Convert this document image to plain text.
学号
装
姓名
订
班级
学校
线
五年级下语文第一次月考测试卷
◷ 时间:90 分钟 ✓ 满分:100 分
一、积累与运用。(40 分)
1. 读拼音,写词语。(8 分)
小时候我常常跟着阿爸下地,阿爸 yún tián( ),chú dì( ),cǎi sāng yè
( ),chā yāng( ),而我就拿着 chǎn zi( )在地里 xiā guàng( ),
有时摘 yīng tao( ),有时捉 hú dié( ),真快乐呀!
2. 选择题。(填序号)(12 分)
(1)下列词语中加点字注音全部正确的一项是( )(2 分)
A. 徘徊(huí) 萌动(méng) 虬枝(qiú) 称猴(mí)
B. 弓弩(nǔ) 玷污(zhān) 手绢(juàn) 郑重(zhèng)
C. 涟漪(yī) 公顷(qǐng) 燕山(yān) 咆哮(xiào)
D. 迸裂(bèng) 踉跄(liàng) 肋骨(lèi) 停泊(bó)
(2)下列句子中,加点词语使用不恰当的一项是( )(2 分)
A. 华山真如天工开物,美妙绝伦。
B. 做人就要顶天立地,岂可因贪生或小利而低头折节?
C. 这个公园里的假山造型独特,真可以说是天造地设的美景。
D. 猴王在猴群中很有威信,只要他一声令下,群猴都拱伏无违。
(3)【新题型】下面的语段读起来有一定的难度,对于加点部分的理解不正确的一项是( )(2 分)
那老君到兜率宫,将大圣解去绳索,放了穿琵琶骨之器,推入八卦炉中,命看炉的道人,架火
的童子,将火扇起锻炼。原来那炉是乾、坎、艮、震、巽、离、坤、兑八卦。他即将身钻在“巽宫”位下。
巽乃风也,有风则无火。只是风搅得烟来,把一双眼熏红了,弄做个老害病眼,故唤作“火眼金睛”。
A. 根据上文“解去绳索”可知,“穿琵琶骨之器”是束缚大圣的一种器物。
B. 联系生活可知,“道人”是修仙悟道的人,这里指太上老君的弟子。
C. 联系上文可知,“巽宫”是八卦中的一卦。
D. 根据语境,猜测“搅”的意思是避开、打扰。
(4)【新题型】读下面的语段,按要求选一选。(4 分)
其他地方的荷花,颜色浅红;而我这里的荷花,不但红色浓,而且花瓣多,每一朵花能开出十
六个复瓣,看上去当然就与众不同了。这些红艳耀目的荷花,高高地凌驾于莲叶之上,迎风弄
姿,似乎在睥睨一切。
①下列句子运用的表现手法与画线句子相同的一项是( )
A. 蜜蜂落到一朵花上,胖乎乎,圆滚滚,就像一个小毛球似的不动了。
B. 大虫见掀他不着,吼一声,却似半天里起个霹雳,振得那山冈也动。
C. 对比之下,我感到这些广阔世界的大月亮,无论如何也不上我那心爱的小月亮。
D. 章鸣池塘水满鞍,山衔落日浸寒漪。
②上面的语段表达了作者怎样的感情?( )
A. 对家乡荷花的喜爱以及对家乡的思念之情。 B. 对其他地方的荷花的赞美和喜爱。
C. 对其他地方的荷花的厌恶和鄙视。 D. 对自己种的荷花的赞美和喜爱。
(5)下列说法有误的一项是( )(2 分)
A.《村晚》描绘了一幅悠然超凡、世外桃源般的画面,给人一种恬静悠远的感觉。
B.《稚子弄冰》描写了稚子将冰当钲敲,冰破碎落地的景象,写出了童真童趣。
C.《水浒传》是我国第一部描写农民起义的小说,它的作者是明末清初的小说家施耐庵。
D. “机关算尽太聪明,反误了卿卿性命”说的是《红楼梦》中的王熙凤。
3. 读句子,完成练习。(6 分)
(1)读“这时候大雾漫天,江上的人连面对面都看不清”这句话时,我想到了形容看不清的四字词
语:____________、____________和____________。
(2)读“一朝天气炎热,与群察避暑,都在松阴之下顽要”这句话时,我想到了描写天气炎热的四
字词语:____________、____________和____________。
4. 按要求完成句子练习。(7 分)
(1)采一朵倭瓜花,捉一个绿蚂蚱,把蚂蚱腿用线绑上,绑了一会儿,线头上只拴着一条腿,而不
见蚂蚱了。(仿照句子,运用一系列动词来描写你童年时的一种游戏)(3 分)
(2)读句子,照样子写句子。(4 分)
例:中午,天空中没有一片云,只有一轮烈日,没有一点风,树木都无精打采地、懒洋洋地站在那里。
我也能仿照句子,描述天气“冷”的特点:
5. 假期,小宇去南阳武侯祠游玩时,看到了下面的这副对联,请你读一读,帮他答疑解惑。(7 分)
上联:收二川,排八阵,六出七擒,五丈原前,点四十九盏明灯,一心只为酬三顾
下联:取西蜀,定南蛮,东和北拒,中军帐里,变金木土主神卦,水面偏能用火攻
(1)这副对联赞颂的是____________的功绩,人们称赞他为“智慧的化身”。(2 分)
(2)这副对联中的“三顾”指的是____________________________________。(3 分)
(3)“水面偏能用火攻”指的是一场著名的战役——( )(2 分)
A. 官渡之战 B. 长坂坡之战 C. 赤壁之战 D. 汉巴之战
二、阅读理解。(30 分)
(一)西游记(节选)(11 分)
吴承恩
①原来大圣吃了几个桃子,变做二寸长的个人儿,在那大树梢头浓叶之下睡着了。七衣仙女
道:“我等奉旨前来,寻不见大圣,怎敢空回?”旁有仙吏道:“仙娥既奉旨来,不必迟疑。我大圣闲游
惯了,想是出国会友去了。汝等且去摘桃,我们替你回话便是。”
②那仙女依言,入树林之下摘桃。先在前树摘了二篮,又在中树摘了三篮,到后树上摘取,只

━━━━━━━━

→ Objective:
Write out all of the records once more, exactly.

→ Output:
Convert this document image to plain text.
学号
装
姓名
订
班级
学校
线
五年级下语文第一次月考测试卷
◷ 时间:90 分钟 ✓ 满分:100 分
一、积累与运用。(40 分)
1. 读拼音,写词语。(8 分)
小时候我常常跟着阿爸下地,阿爸 yún tián( ),chú dì( ),cǎi sāng yè
( ),chā yāng( ),而我就拿着 chǎn zi( )在地里 xiā guàng( ),
有时摘 yīng tao( ),有时捉 hú dié( ),真快乐呀!
2. 选择题。(填序号)(12 分)
(1)下列词语中加点字注音全部正确的一项是( )(2 分)
A. 徘徊(huí) 萌动(méng) 虬枝(qiú) 称猴(mí)
B. 弓弩(nǔ) 玷污(zhān) 手绢(juàn) 郑重(zhèng)
C. 涟漪(yī) 公顷(qǐng) 燕山(yān) 咆哮(xiào)
D. 迸裂(bèng) 踉跄(liàng) 肋骨(lèi) 停泊(bó)
(2)下列句子中,加点词语使用不恰当的一项是( )(2 分)
A. 华山真如天工开物,美妙绝伦。
B. 做人就要顶天立地,岂可因贪生或小利而低头折节?
C. 这个公园里的假山造型独特,真可以说是天造地设的美景。
D. 猴王在猴群中很有威信,只要他一声令下,群猴都拱伏无违。
(3)【新题型】下面的语段读起来有一定的难度,对于加点部分的理解不正确的一项是( )(2 分)
那老君到兜率宫,将大圣解去绳索,放了穿琵琶骨之器,推入八卦炉中,命看炉的道人,架火
的童子,将火扇起锻炼。原来那炉是乾、坎、艮、震、巽、离、坤、兑八卦。他即将身钻在“巽宫”位下。
巽乃风也,有风则无火。只是风搅得烟来,把一双眼熏红了,弄做个老害病眼,故唤作“火眼金睛”。
A. 根据上文“解去绳索”可知,“穿琵琶骨之器”是束缚大圣的一种器物。
B. 联系生活可知,“道人”是修仙悟道的人,这里指太上老君的弟子。
C. 联系上文可知,“巽宫”是八卦中的一卦。
D. 根据语境,猜测“搅”的意思是避开、打扰。
(4)【新题型】读下面的语段,按要求选一选。(4 分)
其他地方的荷花,颜色浅红;而我这里的荷花,不但红色浓,而且花瓣多,每一朵花能开出十
六个复瓣,看上去当然就与众不同了。这些红艳耀目的荷花,高高地凌驾于莲叶之上,迎风弄
姿,似乎在睥睨一切。
①下列句子运用的表现手法与画线句子相同的一项是( )
A. 蜜蜂落到一朵花上,胖乎乎,圆滚滚,就像一个小毛球似的不动了。
B. 大虫见掀他不着,吼一声,却似半天里起个霹雳,振得那山冈也动。
C. 对比之下,我感到这些广阔世界的大月亮,无论如何也不上我那心爱的小月亮。
D. 章鸣池塘水满鞍,山衔落日浸寒漪。
②上面的语段表达了作者怎样的感情?( )
A. 对家乡荷花的喜爱以及对家乡的思念之情。 B. 对其他地方的荷花的赞美和喜爱。
C. 对其他地方的荷花的厌恶和鄙视。 D. 对自己种的荷花的赞美和喜爱。
(5)下列说法有误的一项是( )(2 分)
A.《村晚》描绘了一幅悠然超凡、世外桃源般的画面,给人一种恬静悠远的感觉。
B.《稚子弄冰》描写了稚子将冰当钲敲,冰破碎落地的景象,写出了童真童趣。
C.《水浒传》是我国第一部描写农民起义的小说,它的作者是明末清初的小说家施耐庵。
D. “机关算尽太聪明,反误了卿卿性命”说的是《红楼梦》中的王熙凤。
3. 读句子,完成练习。(6 分)
(1)读“这时候大雾漫天,江上的人连面对面都看不清”这句话时,我想到了形容看不清的四字词
语:____________、____________和____________。
(2)读“一朝天气炎热,与群察避暑,都在松阴之下顽要”这句话时,我想到了描写天气炎热的四
字词语:____________、____________和____________。
4. 按要求完成句子练习。(7 分)
(1)采一朵倭瓜花,捉一个绿蚂蚱,把蚂蚱腿用线绑上,绑了一会儿,线头上只拴着一条腿,而不
见蚂蚱了。(仿照句子,运用一系列动词来描写你童年时的一种游戏)(3 分)
(2)读句子,照样子写句子。(4 分)
例:中午,天空中没有一片云,只有一轮烈日,没有一点风,树木都无精打采地、懒洋洋地站在那里。
我也能仿照句子,描述天气“冷”的特点:
5. 假期,小宇去南阳武侯祠游玩时,看到了下面的这副对联,请你读一读,帮他答疑解惑。(7 分)
上联:收二川,排八阵,六出七擒,五丈原前,点四十九盏明灯,一心只为酬三顾
下联:取西蜀,定南蛮,东和北拒,中军帐里,变金木土主神卦,水面偏能用火攻
(1)这副对联赞颂的是____________的功绩,人们称赞他为“智慧的化身”。(2 分)
(2)这副对联中的“三顾”指的是____________________________________。(3 分)
(3)“水面偏能用火攻”指的是一场著名的战役——( )(2 分)
A. 官渡之战 B. 长坂坡之战 C. 赤壁之战 D. 汉巴之战
二、阅读理解。(30 分)
(一)西游记(节选)(11 分)
吴承恩
①原来大圣吃了几个桃子,变做二寸长的个人儿,在那大树梢头浓叶之下睡着了。七衣仙女
道:“我等奉旨前来,寻不见大圣,怎敢空回?”旁有仙吏道:“仙娥既奉旨来,不必迟疑。我大圣闲游
惯了,想是出国会友去了。汝等且去摘桃,我们替你回话便是。”
②那仙女依言,入树林之下摘桃。先在前树摘了二篮,又在中树摘了三篮,到后树上摘取,只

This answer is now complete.